• **WHAT THE EXERCISE ASKS**
Reproduce the material exactly, omitting nothing.

[Dataset records]
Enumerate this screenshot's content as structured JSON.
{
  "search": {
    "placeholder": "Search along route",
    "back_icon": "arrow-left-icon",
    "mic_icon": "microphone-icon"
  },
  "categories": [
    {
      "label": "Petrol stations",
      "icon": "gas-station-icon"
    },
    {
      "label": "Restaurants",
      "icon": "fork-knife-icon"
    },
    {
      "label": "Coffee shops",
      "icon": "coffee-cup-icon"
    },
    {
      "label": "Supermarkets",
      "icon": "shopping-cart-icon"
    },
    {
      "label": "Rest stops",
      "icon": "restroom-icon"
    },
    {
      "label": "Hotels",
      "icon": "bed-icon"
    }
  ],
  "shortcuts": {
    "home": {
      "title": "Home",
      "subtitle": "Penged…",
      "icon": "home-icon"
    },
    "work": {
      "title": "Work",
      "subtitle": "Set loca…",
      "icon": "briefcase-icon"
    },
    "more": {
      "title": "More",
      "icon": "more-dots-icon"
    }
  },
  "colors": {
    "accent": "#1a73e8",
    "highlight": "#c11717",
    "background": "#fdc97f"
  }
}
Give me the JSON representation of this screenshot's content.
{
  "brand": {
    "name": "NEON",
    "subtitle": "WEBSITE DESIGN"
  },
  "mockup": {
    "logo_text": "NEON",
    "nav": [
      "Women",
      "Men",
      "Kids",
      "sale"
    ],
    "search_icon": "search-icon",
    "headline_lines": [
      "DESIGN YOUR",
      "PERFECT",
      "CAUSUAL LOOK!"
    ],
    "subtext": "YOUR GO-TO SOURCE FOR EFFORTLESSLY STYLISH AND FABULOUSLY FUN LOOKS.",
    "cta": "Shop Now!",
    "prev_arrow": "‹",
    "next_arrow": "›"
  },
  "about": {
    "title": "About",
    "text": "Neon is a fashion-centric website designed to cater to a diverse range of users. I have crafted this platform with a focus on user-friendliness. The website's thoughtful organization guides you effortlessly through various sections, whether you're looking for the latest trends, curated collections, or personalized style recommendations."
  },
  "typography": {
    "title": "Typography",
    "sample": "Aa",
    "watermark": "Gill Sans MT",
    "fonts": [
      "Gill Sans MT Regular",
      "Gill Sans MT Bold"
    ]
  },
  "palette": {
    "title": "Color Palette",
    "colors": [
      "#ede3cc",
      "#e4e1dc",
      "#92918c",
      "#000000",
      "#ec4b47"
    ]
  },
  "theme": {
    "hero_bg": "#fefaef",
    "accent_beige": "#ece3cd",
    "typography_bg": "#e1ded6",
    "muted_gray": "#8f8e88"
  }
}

• **SOLVED EXERCISE**
Enumerate this screenshot's content as structured JSON.
{
  "search": {
    "placeholder": "Search along route",
    "back_icon": "arrow-left-icon",
    "mic_icon": "microphone-icon"
  },
  "categories": [
    {
      "label": "Petrol stations",
      "icon": "gas-station-icon"
    },
    {
      "label": "Restaurants",
      "icon": "fork-knife-icon"
    },
    {
      "label": "Coffee shops",
      "icon": "coffee-cup-icon"
    },
    {
      "label": "Supermarkets",
      "icon": "shopping-cart-icon"
    },
    {
      "label": "Rest stops",
      "icon": "restroom-icon"
    },
    {
      "label": "Hotels",
      "icon": "bed-icon"
    }
  ],
  "shortcuts": {
    "home": {
      "title": "Home",
      "subtitle": "Penged…",
      "icon": "home-icon"
    },
    "work": {
      "title": "Work",
      "subtitle": "Set loca…",
      "icon": "briefcase-icon"
    },
    "more": {
      "title": "More",
      "icon": "more-dots-icon"
    }
  },
  "colors": {
    "accent": "#1a73e8",
    "highlight": "#c11717",
    "background": "#fdc97f"
  }
}
Give me the JSON representation of this screenshot's content.
{
  "brand": {
    "name": "NEON",
    "subtitle": "WEBSITE DESIGN"
  },
  "mockup": {
    "logo_text": "NEON",
    "nav": [
      "Women",
      "Men",
      "Kids",
      "sale"
    ],
    "search_icon": "search-icon",
    "headline_lines": [
      "DESIGN YOUR",
      "PERFECT",
      "CAUSUAL LOOK!"
    ],
    "subtext": "YOUR GO-TO SOURCE FOR EFFORTLESSLY STYLISH AND FABULOUSLY FUN LOOKS.",
    "cta": "Shop Now!",
    "prev_arrow": "‹",
    "next_arrow": "›"
  },
  "about": {
    "title": "About",
    "text": "Neon is a fashion-centric website designed to cater to a diverse range of users. I have crafted this platform with a focus on user-friendliness. The website's thoughtful organization guides you effortlessly through various sections, whether you're looking for the latest trends, curated collections, or personalized style recommendations."
  },
  "typography": {
    "title": "Typography",
    "sample": "Aa",
    "watermark": "Gill Sans MT",
    "fonts": [
      "Gill Sans MT Regular",
      "Gill Sans MT Bold"
    ]
  },
  "palette": {
    "title": "Color Palette",
    "colors": [
      "#ede3cc",
      "#e4e1dc",
      "#92918c",
      "#000000",
      "#ec4b47"
    ]
  },
  "theme": {
    "hero_bg": "#fefaef",
    "accent_beige": "#ece3cd",
    "typography_bg": "#e1ded6",
    "muted_gray": "#8f8e88"
  }
}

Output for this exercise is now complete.